**PROBLEM DESCRIPTION:** Where a line contains the word "accent", copy that line in full.

** START OF TASK MATERIAL **

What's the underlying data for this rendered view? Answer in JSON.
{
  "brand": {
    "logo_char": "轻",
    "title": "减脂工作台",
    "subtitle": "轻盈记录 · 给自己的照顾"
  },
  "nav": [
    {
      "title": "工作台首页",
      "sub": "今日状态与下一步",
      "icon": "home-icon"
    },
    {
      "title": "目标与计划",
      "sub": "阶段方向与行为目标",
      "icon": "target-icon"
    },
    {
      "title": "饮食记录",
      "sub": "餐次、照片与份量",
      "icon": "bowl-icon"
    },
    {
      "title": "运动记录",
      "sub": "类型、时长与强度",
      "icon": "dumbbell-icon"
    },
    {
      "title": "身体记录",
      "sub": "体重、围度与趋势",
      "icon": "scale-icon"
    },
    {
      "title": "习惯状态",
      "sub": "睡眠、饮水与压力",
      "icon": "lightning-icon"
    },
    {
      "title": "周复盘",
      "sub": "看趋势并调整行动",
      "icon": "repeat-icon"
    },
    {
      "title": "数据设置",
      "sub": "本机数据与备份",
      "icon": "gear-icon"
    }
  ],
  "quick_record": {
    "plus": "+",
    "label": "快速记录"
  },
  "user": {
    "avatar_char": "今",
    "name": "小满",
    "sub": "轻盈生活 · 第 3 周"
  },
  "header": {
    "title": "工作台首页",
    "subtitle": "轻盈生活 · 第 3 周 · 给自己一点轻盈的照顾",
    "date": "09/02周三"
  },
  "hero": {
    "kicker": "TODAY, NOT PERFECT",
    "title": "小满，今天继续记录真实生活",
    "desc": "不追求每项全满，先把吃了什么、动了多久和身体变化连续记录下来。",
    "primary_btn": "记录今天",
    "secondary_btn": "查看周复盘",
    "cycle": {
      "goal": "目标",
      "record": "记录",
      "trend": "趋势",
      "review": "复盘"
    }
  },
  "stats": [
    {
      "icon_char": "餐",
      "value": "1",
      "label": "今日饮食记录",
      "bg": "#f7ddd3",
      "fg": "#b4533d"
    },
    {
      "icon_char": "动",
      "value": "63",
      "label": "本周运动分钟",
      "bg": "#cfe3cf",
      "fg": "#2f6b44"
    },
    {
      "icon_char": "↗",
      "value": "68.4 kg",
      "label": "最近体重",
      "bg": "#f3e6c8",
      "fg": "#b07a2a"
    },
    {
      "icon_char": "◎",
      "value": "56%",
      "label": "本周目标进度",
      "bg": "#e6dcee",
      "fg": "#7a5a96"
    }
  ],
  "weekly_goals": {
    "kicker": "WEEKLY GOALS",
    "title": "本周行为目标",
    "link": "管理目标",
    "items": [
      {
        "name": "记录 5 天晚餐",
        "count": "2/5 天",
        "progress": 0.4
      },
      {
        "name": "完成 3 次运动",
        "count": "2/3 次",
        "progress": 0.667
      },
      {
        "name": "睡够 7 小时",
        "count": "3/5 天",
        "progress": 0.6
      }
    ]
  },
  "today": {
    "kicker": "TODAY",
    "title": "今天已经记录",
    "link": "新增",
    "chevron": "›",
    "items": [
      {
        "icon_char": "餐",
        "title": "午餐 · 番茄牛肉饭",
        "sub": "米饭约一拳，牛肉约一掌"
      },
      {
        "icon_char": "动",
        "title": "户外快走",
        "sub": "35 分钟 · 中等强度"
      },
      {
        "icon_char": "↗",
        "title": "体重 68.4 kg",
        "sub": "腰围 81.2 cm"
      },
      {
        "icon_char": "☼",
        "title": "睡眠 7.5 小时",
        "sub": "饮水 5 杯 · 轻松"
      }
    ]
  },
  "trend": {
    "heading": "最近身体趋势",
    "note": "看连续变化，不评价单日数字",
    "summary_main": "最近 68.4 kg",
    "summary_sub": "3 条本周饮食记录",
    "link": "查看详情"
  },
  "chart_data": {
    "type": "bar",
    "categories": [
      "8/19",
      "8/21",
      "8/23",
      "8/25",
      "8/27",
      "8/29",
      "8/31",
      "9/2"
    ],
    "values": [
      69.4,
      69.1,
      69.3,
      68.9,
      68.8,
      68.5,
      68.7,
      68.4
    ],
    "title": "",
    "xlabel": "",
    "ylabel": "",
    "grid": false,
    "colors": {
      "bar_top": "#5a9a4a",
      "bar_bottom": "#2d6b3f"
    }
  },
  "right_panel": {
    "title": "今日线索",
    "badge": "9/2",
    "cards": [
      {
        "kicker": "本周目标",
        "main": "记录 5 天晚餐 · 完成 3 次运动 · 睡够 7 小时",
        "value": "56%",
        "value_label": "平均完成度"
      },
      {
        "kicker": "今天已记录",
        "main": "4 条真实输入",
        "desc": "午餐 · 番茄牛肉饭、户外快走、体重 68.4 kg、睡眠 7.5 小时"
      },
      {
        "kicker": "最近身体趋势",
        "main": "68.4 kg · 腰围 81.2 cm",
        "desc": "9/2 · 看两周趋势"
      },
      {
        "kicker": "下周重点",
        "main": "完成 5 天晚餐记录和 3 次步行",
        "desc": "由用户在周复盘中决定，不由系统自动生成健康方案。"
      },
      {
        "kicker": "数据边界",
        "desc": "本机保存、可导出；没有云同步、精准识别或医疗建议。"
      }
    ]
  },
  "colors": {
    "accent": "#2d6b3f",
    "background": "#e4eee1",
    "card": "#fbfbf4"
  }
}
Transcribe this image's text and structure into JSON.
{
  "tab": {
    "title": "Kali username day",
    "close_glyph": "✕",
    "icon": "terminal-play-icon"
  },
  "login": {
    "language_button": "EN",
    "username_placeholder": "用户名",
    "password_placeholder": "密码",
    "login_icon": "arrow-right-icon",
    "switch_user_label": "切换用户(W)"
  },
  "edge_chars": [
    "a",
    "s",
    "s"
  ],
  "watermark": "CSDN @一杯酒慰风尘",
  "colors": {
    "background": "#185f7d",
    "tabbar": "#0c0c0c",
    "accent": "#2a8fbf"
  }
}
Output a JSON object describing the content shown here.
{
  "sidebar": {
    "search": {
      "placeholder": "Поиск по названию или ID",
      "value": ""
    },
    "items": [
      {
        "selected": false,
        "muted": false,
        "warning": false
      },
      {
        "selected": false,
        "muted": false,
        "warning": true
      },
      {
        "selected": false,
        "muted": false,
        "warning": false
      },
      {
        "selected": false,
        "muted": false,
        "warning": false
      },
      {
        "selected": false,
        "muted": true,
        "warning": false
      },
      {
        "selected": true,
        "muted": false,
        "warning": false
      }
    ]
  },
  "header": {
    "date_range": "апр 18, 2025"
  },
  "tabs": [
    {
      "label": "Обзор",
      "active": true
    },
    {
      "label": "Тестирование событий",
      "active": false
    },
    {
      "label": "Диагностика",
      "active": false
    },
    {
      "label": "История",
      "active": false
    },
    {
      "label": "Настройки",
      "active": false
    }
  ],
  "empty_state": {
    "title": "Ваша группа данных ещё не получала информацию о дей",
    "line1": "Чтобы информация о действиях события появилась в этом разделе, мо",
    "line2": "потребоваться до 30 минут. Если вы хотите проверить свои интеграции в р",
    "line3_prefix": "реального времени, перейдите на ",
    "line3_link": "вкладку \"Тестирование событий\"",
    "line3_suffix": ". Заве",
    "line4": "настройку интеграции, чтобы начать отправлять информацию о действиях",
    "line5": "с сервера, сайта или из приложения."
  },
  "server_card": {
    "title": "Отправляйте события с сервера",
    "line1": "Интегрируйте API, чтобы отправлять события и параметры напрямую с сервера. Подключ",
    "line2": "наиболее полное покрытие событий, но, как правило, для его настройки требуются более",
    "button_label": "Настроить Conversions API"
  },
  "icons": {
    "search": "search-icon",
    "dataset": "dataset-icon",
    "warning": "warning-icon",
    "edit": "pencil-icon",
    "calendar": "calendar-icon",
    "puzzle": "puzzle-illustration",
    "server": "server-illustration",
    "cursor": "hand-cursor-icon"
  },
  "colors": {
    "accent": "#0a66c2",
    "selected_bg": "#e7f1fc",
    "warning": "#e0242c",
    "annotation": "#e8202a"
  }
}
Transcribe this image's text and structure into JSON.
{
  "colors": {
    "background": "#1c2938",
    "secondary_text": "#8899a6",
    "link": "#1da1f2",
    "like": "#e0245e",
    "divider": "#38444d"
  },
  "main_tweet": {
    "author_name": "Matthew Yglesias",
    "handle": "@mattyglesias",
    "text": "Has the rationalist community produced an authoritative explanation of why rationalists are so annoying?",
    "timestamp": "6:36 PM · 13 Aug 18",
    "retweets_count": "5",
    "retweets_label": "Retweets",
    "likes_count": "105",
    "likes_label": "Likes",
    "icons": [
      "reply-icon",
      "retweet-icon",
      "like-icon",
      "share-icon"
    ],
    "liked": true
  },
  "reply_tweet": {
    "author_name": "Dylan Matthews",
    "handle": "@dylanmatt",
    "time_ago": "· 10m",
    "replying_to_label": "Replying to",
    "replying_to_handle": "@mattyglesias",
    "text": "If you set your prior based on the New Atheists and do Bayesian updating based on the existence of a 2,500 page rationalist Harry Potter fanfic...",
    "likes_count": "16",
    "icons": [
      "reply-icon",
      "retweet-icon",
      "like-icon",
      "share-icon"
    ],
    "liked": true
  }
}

** END OF TASK MATERIAL **

**REPLY TO THE EXERCISE:**
    "accent": "#2d6b3f",
    "accent": "#2a8fbf"
    "accent": "#0a66c2",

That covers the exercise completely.